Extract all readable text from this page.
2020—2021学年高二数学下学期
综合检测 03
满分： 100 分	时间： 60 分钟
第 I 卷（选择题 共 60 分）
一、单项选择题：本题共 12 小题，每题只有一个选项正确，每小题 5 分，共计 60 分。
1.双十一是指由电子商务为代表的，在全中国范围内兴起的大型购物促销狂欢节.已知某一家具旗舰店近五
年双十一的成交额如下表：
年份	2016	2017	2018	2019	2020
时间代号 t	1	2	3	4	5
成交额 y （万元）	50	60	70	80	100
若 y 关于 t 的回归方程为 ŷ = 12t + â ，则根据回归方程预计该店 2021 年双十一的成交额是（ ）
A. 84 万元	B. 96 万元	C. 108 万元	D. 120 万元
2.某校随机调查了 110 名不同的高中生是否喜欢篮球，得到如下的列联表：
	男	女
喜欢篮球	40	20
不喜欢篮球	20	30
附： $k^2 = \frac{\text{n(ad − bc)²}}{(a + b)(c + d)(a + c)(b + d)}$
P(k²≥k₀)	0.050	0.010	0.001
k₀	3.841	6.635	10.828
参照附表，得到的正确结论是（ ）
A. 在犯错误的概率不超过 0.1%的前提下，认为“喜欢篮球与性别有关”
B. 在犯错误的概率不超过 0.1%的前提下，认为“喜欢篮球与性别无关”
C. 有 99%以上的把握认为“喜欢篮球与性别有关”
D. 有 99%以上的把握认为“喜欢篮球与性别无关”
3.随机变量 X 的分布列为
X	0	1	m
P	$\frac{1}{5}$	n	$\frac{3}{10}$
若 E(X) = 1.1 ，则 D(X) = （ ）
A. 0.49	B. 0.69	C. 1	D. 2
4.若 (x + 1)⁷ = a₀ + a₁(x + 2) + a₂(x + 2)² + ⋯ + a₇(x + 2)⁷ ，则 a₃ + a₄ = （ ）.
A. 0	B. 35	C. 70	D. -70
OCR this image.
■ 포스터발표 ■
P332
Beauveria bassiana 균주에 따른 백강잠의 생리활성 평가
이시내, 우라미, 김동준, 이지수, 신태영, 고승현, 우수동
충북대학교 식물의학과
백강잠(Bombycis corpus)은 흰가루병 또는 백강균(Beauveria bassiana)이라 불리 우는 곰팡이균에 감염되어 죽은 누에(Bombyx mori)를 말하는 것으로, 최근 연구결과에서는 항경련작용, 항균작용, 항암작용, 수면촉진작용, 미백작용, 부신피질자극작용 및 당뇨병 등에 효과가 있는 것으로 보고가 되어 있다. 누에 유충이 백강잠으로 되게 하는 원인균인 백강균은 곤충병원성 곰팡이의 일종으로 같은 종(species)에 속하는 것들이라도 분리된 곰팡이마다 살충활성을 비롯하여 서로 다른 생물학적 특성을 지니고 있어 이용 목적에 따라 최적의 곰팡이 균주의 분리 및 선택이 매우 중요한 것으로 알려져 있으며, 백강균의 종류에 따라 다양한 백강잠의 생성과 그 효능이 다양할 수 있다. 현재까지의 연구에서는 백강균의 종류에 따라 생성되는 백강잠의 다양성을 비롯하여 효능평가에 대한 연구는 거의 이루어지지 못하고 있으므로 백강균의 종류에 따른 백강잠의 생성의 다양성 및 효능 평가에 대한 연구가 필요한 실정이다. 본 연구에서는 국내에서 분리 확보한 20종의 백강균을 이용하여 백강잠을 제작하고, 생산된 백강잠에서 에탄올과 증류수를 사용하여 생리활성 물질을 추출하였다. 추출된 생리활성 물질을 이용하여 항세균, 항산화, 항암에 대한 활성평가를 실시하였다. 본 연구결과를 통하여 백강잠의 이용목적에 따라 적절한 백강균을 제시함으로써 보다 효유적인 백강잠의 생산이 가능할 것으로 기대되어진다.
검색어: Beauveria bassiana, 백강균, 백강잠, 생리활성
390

::::::

◆ Challenge ◆
Please repeat the material above, word for word and in full.

◆ Expected answer ◆
Extract all readable text from this page.
2020—2021学年高二数学下学期
综合检测 03
满分： 100 分	时间： 60 分钟
第 I 卷（选择题 共 60 分）
一、单项选择题：本题共 12 小题，每题只有一个选项正确，每小题 5 分，共计 60 分。
1.双十一是指由电子商务为代表的，在全中国范围内兴起的大型购物促销狂欢节.已知某一家具旗舰店近五
年双十一的成交额如下表：
年份	2016	2017	2018	2019	2020
时间代号 t	1	2	3	4	5
成交额 y （万元）	50	60	70	80	100
若 y 关于 t 的回归方程为 ŷ = 12t + â ，则根据回归方程预计该店 2021 年双十一的成交额是（ ）
A. 84 万元	B. 96 万元	C. 108 万元	D. 120 万元
2.某校随机调查了 110 名不同的高中生是否喜欢篮球，得到如下的列联表：
	男	女
喜欢篮球	40	20
不喜欢篮球	20	30
附： $k^2 = \frac{\text{n(ad − bc)²}}{(a + b)(c + d)(a + c)(b + d)}$
P(k²≥k₀)	0.050	0.010	0.001
k₀	3.841	6.635	10.828
参照附表，得到的正确结论是（ ）
A. 在犯错误的概率不超过 0.1%的前提下，认为“喜欢篮球与性别有关”
B. 在犯错误的概率不超过 0.1%的前提下，认为“喜欢篮球与性别无关”
C. 有 99%以上的把握认为“喜欢篮球与性别有关”
D. 有 99%以上的把握认为“喜欢篮球与性别无关”
3.随机变量 X 的分布列为
X	0	1	m
P	$\frac{1}{5}$	n	$\frac{3}{10}$
若 E(X) = 1.1 ，则 D(X) = （ ）
A. 0.49	B. 0.69	C. 1	D. 2
4.若 (x + 1)⁷ = a₀ + a₁(x + 2) + a₂(x + 2)² + ⋯ + a₇(x + 2)⁷ ，则 a₃ + a₄ = （ ）.
A. 0	B. 35	C. 70	D. -70
OCR this image.
■ 포스터발표 ■
P332
Beauveria bassiana 균주에 따른 백강잠의 생리활성 평가
이시내, 우라미, 김동준, 이지수, 신태영, 고승현, 우수동
충북대학교 식물의학과
백강잠(Bombycis corpus)은 흰가루병 또는 백강균(Beauveria bassiana)이라 불리 우는 곰팡이균에 감염되어 죽은 누에(Bombyx mori)를 말하는 것으로, 최근 연구결과에서는 항경련작용, 항균작용, 항암작용, 수면촉진작용, 미백작용, 부신피질자극작용 및 당뇨병 등에 효과가 있는 것으로 보고가 되어 있다. 누에 유충이 백강잠으로 되게 하는 원인균인 백강균은 곤충병원성 곰팡이의 일종으로 같은 종(species)에 속하는 것들이라도 분리된 곰팡이마다 살충활성을 비롯하여 서로 다른 생물학적 특성을 지니고 있어 이용 목적에 따라 최적의 곰팡이 균주의 분리 및 선택이 매우 중요한 것으로 알려져 있으며, 백강균의 종류에 따라 다양한 백강잠의 생성과 그 효능이 다양할 수 있다. 현재까지의 연구에서는 백강균의 종류에 따라 생성되는 백강잠의 다양성을 비롯하여 효능평가에 대한 연구는 거의 이루어지지 못하고 있으므로 백강균의 종류에 따른 백강잠의 생성의 다양성 및 효능 평가에 대한 연구가 필요한 실정이다. 본 연구에서는 국내에서 분리 확보한 20종의 백강균을 이용하여 백강잠을 제작하고, 생산된 백강잠에서 에탄올과 증류수를 사용하여 생리활성 물질을 추출하였다. 추출된 생리활성 물질을 이용하여 항세균, 항산화, 항암에 대한 활성평가를 실시하였다. 본 연구결과를 통하여 백강잠의 이용목적에 따라 적절한 백강균을 제시함으로써 보다 효유적인 백강잠의 생산이 가능할 것으로 기대되어진다.
검색어: Beauveria bassiana, 백강균, 백강잠, 생리활성
390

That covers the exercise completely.